**Extract**
■ ■ ■ ■ ■ ■ ■

Larger diameter holes will be needed at development wells to accommodate larger tubing to handle expected flow rates of 100-125 MMcfd and ultimate recovery of at least 100 bcf/well, he said. Formation tests of Wilcox at the discovery well are probably at least a year away.

A conventional platform will likely serve as a central production facility.

McMoRan operates the Davy Jones prospect and is funding 25.7% of the exploratory costs. It holds a 32.7% working interest and 25.9% net revenue interest.

Other working interest owners include Plains Exploration & Production Co. 27.7%, Energy XXI Bermuda Ltd. 15.8%, Nippon Oil Exploration USA Ltd. 12%, W.A. "Tex" Moncrief Jr. 8.8%, and a private investor 3%.

Energy XXI is funding 14.1% of the exploratory costs to earn its 12.6% net revenue interest in the prospect.


Victoria Oil & Gas PLC, London, encountered overpressured shale gas in a thick interval at an appraisal well in undeveloped Logbaba gas-condensate field on the outskirts of Douala, Cameroon.

The La-105 well went to TD 8,920 ft and also cut more than 300 ft of gross pay in multiple gas-bearing sands at virgin pressures at 6,017 ft to 8,330 ft. The sands can be correlated to those found and tested decades ago in the La-103 well, which flowed at rates of 5-12 MMcfd from individual sands.

After drilling the La-106 well, the company plans to build a gas processing plant. The field's pay intervals are in Upper Cretaceous Logbaba sands. Victoria Oil & Gas ran a passive seismic survey over the field in 2009.


GeoPark Holdings Ltd., Hamilton, Bermuda, plans a 14-16 well program in 2010 on Chile's Fell block at a cost of more than $50 million that follows the nine wells drilled and completed in 2009.

■ ■ ■ ■ ■ ■ ■

**Exercise set**
a) What net revenue interest does McMoRan hold in the Davy Jones prospect, according to the oil and gas news extract?
b) Resume the oil and gas news extract after its last sentence, about GeoPark's well program on Chile's Fell block.

**Given entries**
■ ■ ■ ■ ■ ■ ■

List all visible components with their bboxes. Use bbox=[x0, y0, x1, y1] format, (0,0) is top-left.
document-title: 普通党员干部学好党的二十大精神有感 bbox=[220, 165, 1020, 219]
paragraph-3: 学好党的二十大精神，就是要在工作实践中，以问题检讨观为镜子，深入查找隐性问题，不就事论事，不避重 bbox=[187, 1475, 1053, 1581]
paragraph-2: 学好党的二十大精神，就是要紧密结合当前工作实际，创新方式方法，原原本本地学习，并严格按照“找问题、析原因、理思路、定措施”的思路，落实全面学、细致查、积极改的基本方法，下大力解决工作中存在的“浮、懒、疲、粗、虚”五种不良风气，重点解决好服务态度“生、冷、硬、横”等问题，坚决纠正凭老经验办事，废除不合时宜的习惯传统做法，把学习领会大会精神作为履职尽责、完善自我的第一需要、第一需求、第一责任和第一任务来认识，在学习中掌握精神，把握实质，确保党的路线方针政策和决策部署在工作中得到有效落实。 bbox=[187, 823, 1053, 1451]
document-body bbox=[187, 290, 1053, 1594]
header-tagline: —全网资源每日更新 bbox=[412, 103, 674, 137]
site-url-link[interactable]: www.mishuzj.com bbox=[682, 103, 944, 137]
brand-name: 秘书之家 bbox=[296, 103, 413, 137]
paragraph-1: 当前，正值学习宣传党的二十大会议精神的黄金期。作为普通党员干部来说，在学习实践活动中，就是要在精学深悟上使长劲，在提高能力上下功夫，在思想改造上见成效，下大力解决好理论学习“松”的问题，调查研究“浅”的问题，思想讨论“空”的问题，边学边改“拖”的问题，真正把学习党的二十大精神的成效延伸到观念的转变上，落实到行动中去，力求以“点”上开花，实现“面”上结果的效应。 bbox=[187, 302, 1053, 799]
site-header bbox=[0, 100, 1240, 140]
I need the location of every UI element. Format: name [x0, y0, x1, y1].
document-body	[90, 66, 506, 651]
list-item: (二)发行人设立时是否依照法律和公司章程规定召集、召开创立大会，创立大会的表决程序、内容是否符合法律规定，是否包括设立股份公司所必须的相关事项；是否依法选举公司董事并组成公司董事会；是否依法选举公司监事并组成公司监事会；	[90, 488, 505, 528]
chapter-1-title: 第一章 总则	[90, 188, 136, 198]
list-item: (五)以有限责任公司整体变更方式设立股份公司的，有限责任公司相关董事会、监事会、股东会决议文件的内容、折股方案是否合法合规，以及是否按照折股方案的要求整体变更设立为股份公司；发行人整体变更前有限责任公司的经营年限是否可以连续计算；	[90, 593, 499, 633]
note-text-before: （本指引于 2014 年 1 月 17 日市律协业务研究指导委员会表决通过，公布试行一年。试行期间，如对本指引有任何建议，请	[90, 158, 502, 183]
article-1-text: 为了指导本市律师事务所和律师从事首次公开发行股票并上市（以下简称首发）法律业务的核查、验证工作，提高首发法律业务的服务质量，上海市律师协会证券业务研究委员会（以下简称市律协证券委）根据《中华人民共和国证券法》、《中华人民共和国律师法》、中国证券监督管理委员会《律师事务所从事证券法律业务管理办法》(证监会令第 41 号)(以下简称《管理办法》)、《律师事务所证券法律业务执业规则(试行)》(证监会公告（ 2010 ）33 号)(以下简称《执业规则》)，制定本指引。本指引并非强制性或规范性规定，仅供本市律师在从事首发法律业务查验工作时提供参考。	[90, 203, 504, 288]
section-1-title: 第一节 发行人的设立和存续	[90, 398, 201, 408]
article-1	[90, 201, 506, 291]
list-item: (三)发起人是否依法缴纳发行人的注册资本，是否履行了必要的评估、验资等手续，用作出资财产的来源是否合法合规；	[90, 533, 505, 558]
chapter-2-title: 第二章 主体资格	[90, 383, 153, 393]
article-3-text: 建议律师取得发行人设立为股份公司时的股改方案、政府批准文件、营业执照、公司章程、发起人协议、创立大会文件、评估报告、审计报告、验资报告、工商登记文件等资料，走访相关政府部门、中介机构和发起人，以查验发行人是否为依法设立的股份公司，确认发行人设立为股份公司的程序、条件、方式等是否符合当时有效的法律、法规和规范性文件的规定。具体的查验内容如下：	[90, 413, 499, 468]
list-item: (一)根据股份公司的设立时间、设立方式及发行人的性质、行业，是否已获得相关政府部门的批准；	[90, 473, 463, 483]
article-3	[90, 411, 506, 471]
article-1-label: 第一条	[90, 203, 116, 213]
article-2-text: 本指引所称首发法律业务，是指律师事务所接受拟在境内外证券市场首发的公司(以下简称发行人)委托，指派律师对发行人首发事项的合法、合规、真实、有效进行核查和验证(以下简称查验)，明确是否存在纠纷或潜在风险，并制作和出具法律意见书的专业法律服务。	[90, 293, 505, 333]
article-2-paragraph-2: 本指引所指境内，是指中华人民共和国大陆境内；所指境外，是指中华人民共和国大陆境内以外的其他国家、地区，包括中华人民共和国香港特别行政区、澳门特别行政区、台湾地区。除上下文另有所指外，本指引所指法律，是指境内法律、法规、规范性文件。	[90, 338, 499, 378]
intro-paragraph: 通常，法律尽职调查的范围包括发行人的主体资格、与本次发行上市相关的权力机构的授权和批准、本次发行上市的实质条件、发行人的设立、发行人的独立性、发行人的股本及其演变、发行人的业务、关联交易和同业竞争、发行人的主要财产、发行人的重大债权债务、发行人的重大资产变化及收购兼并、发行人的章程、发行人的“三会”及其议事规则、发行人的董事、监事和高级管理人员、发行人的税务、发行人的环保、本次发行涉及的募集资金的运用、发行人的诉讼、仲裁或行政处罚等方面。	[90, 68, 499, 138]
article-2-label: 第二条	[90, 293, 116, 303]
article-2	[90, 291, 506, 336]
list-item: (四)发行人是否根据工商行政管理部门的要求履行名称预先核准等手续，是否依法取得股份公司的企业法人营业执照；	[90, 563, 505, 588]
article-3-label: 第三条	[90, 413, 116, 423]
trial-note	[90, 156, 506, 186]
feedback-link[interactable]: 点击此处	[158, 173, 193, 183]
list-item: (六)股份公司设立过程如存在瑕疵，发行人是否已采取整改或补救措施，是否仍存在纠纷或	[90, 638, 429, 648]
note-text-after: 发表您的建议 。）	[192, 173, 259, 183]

■ ■ ■ ■ ■ ■ ■

**The answers**
a) 25.9%

b)
The Dicky-16 well is to be tested, while the Alakaluf-5 downdip appraisal well flowed 650 b/d of oil with 250 psi wellhead pressure on a 14-mm choke from a 43-ft perforated interval in Cretaceous Springhill at 7,173 ft.

GeoPark Holdings, which is moving the rig to drill Alakaluf-6, will also shoot 2D and 3D seismic and expand infrastructure in 2010. Its certified proved and probable reserves are 42.2 million bbl of oil equivalent.


Northern Petroleum PLC launched a 3D seismic survey on four licenses in the West Sicily thrust belt off Italy.

Shooting of as much as 1,520 sq km on the G.R17.NP, G.R20.NP, G.R21.NP, and G.R22.NP licenses in the next 2 months is part of the work program funded by Shell Italia E&P SPA under a farmout announced in December 2008.

The survey aims to obtain a better quality and more complete definition of the encouraging structures identified from two previous 2D seismic shoots and firm up prospects for drilling.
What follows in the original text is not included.